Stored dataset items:
___
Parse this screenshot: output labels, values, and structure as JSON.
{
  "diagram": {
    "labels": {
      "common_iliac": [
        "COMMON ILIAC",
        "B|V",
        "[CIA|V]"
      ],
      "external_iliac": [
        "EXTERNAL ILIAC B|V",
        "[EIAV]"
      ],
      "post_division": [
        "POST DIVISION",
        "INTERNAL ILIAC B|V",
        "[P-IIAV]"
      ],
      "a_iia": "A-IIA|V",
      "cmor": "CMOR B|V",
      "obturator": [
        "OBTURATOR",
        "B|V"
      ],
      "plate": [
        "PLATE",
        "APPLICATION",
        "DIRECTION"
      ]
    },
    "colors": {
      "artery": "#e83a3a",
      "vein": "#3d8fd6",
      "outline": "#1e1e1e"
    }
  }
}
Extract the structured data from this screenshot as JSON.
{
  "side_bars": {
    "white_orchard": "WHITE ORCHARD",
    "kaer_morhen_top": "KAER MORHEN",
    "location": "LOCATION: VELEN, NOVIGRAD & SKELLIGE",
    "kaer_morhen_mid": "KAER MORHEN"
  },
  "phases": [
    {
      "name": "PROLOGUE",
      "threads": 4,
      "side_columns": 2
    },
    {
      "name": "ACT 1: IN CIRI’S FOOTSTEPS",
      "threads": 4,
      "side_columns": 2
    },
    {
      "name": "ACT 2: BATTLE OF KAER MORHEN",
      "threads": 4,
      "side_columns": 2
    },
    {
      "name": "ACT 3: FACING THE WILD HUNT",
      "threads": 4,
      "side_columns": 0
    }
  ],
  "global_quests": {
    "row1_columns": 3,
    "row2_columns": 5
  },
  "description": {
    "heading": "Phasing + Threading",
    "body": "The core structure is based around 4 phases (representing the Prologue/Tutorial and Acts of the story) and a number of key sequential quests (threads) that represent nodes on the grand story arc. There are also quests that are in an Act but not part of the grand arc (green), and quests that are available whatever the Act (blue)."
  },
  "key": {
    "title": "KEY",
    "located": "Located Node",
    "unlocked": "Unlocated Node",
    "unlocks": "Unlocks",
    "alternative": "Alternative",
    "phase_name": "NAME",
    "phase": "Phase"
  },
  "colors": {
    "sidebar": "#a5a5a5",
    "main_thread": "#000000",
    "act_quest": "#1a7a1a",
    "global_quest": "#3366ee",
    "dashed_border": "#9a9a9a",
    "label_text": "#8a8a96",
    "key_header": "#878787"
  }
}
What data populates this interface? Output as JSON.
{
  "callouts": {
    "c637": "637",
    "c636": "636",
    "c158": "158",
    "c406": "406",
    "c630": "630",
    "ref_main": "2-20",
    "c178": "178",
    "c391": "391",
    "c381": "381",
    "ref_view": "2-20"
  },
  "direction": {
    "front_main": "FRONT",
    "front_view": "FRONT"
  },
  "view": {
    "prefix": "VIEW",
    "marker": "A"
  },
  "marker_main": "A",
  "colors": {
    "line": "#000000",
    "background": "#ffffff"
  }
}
___
Directions for this task - Collect the complete line wherever the string "MORHEN" appears in the records.

Result of this task -
    "kaer_morhen_top": "KAER MORHEN",
    "kaer_morhen_mid": "KAER MORHEN"
      "name": "ACT 2: BATTLE OF KAER MORHEN",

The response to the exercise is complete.